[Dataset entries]
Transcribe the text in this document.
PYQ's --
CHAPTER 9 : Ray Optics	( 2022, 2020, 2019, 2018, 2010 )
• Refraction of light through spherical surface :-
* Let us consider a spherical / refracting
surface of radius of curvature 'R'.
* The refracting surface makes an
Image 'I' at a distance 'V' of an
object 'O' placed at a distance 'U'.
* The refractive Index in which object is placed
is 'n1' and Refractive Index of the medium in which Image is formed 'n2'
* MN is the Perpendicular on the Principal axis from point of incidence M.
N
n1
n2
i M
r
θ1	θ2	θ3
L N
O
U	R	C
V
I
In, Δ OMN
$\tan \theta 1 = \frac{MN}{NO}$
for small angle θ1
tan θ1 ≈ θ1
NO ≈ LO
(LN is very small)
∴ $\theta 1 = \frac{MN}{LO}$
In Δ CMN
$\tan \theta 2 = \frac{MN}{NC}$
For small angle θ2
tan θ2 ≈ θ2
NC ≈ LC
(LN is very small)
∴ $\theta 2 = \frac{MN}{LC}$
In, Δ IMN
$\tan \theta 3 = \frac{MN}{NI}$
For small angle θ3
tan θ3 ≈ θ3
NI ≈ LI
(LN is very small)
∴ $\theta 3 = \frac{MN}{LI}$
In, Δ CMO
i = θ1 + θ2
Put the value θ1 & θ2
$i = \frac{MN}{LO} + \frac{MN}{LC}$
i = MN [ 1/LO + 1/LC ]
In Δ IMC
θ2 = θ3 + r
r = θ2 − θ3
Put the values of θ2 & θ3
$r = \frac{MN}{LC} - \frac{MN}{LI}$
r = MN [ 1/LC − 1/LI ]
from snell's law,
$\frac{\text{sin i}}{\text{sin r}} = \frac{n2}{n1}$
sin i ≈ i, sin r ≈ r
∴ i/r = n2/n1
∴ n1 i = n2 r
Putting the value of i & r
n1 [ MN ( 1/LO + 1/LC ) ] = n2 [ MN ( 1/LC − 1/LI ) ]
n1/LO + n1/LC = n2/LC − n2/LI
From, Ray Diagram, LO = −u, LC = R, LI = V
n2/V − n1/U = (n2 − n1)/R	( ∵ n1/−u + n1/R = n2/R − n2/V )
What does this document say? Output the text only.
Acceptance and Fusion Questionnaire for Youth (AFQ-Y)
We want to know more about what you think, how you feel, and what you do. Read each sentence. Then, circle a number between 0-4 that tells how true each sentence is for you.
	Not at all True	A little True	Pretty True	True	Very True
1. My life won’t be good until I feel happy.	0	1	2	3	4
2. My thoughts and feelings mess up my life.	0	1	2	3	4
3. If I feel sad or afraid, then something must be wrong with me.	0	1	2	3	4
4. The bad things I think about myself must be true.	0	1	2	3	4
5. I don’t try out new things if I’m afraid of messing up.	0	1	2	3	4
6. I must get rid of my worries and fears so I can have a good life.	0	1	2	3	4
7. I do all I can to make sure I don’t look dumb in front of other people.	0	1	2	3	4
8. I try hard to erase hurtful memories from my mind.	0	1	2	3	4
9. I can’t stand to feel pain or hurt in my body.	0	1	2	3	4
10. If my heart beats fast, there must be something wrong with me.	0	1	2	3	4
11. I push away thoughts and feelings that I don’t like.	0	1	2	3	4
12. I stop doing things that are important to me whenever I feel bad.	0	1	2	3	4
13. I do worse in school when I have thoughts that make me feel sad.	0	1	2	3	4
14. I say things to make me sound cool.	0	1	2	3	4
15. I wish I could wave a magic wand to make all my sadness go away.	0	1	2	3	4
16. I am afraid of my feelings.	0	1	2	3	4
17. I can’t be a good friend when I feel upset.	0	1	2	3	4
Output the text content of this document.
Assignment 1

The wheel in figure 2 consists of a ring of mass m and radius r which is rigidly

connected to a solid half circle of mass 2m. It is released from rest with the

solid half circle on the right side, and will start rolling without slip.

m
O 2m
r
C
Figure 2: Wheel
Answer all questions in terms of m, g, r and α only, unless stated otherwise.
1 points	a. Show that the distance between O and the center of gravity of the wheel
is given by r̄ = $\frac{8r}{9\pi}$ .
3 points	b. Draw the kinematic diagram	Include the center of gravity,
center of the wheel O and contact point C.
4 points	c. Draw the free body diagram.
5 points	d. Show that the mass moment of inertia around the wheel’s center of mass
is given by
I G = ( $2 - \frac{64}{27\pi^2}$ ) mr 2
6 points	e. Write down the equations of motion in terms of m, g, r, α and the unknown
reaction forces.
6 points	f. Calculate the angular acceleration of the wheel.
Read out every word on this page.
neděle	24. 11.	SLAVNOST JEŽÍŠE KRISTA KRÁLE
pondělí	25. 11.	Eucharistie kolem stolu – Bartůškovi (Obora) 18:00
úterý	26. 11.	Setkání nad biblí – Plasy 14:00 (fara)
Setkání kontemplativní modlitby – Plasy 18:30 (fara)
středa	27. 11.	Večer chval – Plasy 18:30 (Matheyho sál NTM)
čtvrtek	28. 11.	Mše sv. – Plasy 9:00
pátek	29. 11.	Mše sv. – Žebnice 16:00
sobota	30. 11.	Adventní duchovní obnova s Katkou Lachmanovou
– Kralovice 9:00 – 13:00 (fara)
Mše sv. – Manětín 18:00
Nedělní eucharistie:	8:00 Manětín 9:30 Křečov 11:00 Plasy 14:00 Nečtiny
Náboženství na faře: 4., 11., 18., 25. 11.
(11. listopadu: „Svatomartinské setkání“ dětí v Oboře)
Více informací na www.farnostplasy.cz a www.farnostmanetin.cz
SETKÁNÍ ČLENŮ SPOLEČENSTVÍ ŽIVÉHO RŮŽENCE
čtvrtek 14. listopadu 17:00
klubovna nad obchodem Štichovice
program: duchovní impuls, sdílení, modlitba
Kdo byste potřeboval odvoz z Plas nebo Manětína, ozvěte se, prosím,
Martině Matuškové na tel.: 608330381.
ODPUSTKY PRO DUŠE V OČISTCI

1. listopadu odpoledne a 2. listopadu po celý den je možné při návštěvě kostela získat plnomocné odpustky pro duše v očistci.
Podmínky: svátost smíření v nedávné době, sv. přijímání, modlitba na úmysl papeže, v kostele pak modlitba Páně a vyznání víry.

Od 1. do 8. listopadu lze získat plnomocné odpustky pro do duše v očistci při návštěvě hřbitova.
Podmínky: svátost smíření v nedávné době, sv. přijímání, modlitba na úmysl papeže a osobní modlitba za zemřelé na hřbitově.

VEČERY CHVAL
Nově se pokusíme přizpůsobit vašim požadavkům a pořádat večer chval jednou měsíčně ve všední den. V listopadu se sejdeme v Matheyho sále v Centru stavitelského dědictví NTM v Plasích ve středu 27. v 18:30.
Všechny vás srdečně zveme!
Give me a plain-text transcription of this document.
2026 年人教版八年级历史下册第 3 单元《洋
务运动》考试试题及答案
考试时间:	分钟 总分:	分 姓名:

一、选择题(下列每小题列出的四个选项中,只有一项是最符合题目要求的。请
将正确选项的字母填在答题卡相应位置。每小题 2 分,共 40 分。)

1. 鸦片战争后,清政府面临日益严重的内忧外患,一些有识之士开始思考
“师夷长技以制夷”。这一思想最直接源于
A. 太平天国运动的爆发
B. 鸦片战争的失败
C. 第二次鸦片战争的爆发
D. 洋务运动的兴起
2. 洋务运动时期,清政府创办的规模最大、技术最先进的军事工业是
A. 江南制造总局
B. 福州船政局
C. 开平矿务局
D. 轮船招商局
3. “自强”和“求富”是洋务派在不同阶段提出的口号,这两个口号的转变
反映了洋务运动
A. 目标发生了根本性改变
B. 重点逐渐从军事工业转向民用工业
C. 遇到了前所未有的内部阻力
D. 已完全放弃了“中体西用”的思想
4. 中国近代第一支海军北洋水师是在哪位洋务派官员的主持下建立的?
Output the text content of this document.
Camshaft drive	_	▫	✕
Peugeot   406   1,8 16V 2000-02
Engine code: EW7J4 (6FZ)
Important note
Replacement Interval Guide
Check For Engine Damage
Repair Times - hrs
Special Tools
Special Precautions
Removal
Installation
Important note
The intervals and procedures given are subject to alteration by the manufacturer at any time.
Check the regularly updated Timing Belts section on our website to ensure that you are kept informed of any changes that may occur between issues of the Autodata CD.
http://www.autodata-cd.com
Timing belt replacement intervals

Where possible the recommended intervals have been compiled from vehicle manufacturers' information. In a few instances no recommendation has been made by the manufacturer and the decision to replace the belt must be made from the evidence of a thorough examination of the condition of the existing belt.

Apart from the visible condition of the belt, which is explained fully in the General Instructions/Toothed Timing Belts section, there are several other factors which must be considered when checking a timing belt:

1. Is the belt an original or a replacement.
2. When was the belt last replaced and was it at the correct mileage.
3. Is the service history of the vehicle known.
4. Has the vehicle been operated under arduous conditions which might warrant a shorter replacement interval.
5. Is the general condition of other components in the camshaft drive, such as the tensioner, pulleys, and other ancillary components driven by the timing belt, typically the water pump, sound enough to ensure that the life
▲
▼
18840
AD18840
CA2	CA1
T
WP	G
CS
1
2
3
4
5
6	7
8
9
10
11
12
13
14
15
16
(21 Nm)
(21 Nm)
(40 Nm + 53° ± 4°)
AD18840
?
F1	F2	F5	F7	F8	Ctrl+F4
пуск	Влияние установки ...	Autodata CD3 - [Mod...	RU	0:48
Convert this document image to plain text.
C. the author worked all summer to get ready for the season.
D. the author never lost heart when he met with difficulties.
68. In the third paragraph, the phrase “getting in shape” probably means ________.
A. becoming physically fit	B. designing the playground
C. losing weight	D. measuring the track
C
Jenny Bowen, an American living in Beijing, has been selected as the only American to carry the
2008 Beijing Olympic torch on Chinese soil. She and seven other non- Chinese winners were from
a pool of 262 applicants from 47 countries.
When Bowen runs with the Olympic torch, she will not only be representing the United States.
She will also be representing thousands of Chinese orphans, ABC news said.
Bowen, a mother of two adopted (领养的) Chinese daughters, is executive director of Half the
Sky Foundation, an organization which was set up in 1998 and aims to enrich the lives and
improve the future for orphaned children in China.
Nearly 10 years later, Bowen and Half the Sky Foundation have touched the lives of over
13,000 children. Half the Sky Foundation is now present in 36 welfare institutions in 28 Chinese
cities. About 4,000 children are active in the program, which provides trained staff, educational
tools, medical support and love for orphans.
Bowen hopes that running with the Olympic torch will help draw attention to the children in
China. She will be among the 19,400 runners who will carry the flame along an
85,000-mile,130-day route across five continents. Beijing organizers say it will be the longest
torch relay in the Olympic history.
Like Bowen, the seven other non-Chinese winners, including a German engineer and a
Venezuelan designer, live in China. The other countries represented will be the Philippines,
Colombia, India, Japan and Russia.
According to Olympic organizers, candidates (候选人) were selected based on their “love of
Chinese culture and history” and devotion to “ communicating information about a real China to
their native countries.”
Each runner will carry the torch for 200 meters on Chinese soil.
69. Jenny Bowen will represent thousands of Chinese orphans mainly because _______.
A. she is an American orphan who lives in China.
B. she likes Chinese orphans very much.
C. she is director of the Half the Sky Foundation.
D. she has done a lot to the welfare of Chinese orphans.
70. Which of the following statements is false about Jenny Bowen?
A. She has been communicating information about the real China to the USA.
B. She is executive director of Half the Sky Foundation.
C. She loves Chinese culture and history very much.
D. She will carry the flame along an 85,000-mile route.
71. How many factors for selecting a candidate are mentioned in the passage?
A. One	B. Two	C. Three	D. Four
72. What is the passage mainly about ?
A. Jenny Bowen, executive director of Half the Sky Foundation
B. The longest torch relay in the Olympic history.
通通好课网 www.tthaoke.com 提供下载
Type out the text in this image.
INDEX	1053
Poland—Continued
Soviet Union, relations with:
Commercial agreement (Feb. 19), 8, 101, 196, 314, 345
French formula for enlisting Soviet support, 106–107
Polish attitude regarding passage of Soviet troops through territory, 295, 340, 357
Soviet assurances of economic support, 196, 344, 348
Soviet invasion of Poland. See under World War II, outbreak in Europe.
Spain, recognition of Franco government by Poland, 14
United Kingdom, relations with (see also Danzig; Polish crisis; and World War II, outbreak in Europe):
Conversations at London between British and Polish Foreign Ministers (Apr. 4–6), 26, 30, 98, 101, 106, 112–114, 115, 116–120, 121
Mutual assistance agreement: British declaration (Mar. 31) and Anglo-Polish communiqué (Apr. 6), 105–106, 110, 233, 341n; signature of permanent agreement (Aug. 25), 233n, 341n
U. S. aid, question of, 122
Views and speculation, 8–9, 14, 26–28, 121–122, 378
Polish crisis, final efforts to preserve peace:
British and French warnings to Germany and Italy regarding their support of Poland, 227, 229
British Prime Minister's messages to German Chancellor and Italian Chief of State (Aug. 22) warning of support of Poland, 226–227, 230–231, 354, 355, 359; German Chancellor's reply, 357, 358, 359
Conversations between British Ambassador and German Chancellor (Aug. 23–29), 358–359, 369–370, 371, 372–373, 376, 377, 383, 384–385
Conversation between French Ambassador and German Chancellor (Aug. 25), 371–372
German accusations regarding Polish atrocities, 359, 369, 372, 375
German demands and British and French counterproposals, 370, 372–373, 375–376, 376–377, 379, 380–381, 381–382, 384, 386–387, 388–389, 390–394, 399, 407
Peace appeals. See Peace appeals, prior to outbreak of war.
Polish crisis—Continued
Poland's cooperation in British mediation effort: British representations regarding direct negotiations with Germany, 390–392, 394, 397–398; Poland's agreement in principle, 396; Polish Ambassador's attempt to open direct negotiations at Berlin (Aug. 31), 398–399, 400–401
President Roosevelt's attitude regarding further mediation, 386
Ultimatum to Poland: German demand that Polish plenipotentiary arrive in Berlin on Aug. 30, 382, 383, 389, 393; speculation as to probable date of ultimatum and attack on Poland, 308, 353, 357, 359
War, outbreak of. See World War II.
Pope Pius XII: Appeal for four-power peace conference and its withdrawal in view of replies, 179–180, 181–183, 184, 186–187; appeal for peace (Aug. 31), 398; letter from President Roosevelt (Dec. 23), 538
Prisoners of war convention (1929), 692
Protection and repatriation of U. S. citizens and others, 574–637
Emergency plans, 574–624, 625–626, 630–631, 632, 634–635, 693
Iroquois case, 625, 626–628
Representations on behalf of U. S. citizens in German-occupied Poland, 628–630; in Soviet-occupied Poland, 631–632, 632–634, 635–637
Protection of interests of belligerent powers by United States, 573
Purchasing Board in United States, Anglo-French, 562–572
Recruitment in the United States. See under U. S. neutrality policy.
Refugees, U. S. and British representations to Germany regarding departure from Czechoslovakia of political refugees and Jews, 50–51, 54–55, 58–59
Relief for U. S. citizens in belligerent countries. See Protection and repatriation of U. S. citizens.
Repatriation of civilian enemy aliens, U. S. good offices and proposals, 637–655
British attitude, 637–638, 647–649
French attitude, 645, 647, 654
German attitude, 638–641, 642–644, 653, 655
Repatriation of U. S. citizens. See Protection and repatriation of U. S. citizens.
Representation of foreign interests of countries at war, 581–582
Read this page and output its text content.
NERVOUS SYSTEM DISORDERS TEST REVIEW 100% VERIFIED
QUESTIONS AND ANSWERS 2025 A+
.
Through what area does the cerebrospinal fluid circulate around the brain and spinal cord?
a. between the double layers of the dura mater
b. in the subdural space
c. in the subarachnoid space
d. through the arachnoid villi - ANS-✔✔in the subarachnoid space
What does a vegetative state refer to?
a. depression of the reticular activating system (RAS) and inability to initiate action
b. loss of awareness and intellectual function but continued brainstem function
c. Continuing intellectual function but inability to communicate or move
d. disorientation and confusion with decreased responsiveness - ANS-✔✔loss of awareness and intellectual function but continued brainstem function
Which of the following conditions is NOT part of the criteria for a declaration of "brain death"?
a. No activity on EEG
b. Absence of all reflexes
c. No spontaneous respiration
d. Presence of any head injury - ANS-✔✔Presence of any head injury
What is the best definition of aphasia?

(What is required)
How many of the lines above hold "orphans"? Answer with only the number.

(Correct answer)
5